**LISTA DE EXERCÍCIOS:**
**A)** Responda às perguntas abaixo com base no guia sobre aluguel de consultório em São Paulo.
(i) Qual é a faixa de preço por hora para alugar consultório em São Paulo?
(ii) A que distância da estação fica a sala que o guia considera mais valiosa, na prática, que uma sala mais bonita?
(iii) Em quais áreas de atendimento é comum o público chegar de carro?
**B)** Liste todos os bairros de São Paulo mencionados pelo nome no guia sobre aluguel de consultório em São Paulo.
**C)** Traduza para o inglês a seguinte frase do guia sobre aluguel de consultório em São Paulo: "Se você atende à noite, o entorno importa tanto quanto a sala."

**DOCUMENTO DE ORIGEM:**
Aluguel de consultório em São Paulo: bairros, preços e como escolher

Guias Práticos

Onde procurar sala para atender em São Paulo, quanto custa a hora em cada região e por que escolher pelo trajeto do paciente vale mais que escolher pelo endereço bonito.

Resposta rápida

Em São Paulo, alugar consultório por hora custa hoje entre R$ 25 e R$ 120, dependendo muito mais da região que da estrutura. Bairros como Vila Ré e Tatuapé concentram opções mais acessíveis; Santo Amaro, Morumbi e Vila Gomes Cardim ficam na faixa intermediária a alta.

Mas o critério que mais pesa não é o preço da hora. É o quanto o seu paciente aceita se deslocar.

Por que o bairro decide mais que a estrutura

São Paulo não é uma cidade — são várias. Um paciente da Zona Leste dificilmente atravessa a cidade para atender no Morumbi, por melhor que seja a sala. E um paciente que hoje vai até você na Zona Sul provavelmente não te acompanha se você mudar para o Tatuapé.

Isso muda a lógica da escolha. Antes de comparar preços, responda:

1. De onde vêm os pacientes que você já tem? 2. De onde viriam os que você quer conquistar? 3. Quanto tempo de trajeto eles aceitam?

A resposta costuma apontar não para um bairro, mas para um eixo — normalmente ao longo de uma linha de metrô ou de um corredor de ônibus.

O que olhar em cada região

Em vez de listar bairros da moda, vale avaliar cada opção por três critérios objetivos:

### Acesso por transporte público Boa parte dos pacientes de psicologia, nutrição e fonoaudiologia chega de metrô ou ônibus. Uma sala a 250 metros da estação vale mais, na prática, que uma sala mais bonita a quinze minutos de caminhada. Pergunte a distância exata até a estação mais próxima — e confira no mapa, porque "pertinho do metrô" é elástico.

### Estacionamento Se o seu público chega de carro — comum em fisioterapia, odontologia e atendimento a idosos — a ausência de estacionamento é um custo escondido que o paciente paga em zona azul e em estresse. Vale filtrar por isso.

### Segurança na saída noturna Se você atende à noite, o entorno importa tanto quanto a sala. Vá conhecer o lugar no horário em que pretende atender, não às duas da tarde de um dia útil.

(Registros extraídos de um conjunto de dados)
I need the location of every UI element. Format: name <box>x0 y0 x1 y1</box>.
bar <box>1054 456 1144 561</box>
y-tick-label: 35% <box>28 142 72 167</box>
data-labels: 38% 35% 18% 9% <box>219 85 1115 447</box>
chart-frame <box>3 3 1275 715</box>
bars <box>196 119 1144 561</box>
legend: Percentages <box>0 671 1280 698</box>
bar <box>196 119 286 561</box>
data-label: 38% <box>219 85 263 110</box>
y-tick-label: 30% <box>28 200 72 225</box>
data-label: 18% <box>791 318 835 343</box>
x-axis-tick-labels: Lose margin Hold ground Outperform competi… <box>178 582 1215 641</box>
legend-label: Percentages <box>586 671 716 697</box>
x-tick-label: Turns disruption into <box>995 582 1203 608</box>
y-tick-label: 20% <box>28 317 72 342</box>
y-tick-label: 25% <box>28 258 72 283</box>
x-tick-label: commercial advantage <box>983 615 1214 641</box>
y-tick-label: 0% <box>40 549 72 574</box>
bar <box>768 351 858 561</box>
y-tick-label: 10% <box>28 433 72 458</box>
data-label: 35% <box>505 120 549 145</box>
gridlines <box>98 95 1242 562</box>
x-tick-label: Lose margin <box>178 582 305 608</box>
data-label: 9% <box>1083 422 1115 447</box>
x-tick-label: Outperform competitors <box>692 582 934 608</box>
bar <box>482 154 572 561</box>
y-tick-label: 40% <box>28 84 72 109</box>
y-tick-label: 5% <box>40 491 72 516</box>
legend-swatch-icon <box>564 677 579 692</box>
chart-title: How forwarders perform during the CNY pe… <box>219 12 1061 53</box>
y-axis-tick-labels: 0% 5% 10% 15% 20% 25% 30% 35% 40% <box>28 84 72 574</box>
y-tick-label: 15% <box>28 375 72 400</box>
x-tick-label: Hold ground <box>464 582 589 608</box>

**GABARITO:**
**A)**
(i) Entre R$ 25 e R$ 120.
(ii) A 250 metros da estação.
(iii) Fisioterapia, odontologia e atendimento a idosos.

**B)** Vila Ré, Tatuapé, Santo Amaro, Morumbi, Vila Gomes Cardim

**C)** If you see patients at night, the surroundings matter as much as the room.